→ **SET TASK**
Look through the data and write out every line with the word "Aurex" in it.

*** EXERCISE MATERIALS ***

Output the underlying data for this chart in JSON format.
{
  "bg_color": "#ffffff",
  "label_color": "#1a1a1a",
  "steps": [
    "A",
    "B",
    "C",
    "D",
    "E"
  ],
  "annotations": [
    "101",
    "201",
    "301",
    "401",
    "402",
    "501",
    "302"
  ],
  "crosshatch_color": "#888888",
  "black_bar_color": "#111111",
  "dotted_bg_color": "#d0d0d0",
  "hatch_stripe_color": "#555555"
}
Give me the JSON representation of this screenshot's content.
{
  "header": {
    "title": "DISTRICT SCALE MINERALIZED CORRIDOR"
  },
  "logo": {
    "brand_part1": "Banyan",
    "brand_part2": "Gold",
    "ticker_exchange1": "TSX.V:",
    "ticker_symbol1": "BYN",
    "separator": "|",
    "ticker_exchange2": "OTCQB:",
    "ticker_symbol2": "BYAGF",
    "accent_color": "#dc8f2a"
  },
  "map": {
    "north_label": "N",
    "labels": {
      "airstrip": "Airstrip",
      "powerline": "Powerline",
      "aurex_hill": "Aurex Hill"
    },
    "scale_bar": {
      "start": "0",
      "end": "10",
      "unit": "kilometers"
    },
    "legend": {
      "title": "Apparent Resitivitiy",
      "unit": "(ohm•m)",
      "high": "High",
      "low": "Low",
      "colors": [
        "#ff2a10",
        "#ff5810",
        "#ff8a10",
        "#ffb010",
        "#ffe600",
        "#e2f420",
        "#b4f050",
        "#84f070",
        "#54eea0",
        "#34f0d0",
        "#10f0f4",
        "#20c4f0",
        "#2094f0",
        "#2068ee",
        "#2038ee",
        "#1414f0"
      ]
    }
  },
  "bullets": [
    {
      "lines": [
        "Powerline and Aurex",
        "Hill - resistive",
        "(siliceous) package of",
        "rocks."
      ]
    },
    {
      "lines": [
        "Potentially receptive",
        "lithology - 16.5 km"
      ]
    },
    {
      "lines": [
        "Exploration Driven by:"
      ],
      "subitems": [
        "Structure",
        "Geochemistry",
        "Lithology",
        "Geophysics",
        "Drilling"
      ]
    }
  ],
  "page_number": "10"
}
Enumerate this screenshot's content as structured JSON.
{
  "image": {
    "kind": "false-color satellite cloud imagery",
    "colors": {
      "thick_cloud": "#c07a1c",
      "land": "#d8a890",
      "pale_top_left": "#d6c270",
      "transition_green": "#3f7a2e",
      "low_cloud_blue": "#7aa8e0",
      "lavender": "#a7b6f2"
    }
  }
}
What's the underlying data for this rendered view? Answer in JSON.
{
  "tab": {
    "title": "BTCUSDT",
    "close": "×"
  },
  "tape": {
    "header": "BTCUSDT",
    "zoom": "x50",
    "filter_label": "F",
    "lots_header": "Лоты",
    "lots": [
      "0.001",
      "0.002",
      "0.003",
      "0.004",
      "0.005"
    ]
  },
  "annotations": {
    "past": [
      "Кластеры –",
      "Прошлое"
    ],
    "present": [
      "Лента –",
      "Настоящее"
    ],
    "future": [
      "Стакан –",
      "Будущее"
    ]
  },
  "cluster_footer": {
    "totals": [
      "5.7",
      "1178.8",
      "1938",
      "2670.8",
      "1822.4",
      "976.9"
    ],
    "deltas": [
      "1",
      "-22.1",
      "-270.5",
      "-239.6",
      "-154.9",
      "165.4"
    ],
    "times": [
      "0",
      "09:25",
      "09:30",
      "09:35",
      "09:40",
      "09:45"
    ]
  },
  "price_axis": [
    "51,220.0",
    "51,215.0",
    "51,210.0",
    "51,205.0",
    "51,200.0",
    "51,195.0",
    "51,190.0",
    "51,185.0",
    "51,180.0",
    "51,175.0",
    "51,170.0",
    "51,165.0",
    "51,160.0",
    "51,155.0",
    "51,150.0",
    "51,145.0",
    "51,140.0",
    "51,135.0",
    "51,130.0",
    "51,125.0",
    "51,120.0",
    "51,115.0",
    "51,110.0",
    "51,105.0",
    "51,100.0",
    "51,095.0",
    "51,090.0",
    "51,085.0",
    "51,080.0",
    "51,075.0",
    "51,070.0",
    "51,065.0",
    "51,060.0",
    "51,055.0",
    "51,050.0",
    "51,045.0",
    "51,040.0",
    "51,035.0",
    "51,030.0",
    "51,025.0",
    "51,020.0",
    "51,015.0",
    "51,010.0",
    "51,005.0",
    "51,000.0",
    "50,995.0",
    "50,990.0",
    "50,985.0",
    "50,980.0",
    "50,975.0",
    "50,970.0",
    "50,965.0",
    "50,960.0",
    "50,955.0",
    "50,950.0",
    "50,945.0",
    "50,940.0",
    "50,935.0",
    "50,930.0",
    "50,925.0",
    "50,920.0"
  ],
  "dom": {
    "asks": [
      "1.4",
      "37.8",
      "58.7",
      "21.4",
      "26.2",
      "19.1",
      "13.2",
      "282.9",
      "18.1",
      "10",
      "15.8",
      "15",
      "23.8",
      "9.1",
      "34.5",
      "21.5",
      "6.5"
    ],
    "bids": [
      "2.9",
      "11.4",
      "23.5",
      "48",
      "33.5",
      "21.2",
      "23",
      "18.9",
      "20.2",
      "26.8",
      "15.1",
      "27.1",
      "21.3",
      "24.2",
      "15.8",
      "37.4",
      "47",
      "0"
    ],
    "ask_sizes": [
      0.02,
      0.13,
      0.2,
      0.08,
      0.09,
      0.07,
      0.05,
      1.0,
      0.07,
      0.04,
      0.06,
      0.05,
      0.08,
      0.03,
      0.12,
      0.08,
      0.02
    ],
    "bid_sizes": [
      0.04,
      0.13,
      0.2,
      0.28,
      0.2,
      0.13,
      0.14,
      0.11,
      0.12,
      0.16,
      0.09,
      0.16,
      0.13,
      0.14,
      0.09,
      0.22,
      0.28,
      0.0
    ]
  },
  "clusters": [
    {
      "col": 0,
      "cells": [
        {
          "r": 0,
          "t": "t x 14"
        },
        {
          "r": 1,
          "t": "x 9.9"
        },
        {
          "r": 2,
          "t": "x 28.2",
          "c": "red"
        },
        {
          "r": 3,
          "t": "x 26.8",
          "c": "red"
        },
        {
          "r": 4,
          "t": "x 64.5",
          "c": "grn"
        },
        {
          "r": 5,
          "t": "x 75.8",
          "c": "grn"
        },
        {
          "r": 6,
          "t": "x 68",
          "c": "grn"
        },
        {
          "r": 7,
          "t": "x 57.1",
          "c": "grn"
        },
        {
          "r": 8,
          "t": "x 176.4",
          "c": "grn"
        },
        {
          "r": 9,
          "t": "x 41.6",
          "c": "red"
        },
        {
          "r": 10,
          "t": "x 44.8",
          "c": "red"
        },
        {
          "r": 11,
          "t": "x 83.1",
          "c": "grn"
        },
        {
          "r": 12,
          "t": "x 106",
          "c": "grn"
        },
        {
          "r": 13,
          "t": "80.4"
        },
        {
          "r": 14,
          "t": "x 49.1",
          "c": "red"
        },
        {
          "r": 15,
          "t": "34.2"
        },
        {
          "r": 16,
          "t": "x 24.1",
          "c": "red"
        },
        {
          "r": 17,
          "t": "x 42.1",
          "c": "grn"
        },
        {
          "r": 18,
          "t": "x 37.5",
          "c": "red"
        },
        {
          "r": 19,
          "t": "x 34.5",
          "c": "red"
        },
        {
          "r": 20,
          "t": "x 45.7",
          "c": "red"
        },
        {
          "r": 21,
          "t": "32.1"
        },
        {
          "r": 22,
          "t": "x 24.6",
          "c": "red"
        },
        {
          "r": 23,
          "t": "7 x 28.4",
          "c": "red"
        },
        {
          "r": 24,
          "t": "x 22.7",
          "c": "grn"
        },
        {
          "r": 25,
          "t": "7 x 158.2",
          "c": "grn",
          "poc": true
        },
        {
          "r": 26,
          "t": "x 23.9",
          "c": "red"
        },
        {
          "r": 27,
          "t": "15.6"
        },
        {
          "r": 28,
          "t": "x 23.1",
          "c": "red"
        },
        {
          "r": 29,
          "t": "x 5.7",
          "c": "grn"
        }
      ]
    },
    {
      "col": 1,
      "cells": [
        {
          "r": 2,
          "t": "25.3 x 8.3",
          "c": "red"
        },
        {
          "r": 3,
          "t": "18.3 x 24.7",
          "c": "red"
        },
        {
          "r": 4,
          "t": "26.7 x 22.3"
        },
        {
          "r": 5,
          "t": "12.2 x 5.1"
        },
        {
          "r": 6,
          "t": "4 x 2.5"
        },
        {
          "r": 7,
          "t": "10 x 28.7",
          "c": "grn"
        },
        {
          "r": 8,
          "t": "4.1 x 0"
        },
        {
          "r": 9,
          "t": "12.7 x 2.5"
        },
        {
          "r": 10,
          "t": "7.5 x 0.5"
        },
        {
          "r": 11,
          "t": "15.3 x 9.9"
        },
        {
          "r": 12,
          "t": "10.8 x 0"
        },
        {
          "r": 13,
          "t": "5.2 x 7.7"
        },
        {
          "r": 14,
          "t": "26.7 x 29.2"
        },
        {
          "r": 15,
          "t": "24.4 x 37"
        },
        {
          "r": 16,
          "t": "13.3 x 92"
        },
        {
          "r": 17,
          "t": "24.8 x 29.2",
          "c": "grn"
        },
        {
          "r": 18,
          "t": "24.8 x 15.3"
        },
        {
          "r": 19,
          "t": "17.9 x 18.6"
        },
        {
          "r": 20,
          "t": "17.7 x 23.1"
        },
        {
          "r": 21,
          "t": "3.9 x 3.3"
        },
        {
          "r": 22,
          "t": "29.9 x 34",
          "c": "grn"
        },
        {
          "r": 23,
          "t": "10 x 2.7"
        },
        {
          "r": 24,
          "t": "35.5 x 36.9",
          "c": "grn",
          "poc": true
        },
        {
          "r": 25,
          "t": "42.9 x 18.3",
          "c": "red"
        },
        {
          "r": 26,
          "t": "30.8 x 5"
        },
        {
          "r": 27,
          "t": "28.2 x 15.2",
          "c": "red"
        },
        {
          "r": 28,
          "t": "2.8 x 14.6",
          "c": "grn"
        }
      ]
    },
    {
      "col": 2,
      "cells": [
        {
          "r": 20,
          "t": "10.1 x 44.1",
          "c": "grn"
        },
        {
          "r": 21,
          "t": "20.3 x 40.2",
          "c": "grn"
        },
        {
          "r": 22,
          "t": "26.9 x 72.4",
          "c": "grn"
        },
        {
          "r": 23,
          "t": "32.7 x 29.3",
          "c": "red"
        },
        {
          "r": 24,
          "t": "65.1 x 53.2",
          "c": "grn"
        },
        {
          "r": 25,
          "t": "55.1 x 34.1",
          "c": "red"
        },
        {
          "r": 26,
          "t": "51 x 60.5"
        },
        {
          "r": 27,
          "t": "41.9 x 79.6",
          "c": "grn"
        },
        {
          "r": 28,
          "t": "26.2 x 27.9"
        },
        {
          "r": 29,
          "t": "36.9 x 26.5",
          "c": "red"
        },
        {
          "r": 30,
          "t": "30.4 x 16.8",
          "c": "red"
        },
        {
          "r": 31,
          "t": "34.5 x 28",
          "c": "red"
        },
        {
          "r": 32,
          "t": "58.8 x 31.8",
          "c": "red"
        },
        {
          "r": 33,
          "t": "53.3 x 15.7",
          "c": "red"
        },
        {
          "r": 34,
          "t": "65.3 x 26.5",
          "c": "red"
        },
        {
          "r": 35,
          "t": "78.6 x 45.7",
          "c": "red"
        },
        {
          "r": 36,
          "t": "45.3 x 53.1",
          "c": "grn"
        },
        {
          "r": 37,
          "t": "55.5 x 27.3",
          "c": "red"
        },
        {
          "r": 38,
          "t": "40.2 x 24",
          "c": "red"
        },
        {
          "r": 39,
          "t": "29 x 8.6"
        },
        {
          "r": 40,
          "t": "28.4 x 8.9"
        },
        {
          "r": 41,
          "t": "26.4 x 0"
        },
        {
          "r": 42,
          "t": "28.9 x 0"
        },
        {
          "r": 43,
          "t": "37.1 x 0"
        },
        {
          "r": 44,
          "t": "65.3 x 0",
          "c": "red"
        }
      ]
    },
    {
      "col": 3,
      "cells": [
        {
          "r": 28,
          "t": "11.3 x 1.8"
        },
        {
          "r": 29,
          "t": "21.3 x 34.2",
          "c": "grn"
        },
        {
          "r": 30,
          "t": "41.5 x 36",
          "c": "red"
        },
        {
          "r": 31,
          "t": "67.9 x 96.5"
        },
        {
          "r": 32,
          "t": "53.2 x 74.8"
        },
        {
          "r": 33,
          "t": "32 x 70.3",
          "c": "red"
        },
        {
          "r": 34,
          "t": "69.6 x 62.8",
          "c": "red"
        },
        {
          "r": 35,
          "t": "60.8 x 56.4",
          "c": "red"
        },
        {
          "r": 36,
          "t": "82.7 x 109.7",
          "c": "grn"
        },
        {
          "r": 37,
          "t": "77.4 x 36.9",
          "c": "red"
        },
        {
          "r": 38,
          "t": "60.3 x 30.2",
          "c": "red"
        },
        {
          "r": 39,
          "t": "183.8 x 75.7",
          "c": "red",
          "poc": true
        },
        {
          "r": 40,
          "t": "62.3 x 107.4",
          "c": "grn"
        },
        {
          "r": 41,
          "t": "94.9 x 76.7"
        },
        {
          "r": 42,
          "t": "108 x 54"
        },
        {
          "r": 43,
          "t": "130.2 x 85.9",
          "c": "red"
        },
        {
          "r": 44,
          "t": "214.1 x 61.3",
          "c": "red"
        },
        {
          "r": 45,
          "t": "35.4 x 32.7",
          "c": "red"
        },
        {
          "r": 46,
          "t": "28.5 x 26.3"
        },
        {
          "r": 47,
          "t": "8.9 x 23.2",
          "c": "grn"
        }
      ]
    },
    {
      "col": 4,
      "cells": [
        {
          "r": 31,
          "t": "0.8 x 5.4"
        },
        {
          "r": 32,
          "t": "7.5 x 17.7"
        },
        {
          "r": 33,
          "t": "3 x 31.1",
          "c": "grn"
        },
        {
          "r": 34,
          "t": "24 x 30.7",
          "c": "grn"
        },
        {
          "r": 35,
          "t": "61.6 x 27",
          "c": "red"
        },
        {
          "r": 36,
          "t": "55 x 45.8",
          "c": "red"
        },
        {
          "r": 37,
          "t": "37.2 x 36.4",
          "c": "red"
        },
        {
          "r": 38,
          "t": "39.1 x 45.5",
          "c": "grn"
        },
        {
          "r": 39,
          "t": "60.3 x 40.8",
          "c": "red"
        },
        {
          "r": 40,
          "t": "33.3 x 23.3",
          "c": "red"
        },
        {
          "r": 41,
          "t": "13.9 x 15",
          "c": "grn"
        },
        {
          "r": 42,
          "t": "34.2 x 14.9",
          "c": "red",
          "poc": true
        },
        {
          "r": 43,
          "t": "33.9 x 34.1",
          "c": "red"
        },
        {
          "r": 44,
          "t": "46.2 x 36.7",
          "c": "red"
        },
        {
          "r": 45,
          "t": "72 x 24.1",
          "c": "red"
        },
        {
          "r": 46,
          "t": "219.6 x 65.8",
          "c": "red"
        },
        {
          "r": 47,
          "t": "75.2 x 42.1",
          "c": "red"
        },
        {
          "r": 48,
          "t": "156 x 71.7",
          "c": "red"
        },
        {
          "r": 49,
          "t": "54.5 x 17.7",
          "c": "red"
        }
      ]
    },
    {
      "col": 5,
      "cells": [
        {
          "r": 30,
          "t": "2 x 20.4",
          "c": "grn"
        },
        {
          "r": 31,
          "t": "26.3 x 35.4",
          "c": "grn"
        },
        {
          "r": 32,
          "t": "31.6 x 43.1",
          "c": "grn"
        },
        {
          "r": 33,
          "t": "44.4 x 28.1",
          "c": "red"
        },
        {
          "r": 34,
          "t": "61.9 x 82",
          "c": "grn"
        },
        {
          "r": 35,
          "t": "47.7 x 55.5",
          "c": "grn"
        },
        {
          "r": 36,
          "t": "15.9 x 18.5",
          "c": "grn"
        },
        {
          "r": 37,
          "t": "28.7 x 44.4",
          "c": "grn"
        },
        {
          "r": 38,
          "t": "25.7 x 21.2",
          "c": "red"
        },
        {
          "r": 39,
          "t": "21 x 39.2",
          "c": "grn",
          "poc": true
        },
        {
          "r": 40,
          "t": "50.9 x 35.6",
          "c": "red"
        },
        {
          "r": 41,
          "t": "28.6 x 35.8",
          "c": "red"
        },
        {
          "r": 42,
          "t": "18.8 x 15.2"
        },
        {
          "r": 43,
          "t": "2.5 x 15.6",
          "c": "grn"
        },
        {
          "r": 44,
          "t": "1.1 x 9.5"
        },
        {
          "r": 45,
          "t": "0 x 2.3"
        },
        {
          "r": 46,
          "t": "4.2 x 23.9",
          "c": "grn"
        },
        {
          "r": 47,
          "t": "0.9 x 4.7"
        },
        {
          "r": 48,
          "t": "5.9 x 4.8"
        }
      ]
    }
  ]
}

***

→ **SOLUTION**
      "aurex_hill": "Aurex Hill"
        "Powerline and Aurex",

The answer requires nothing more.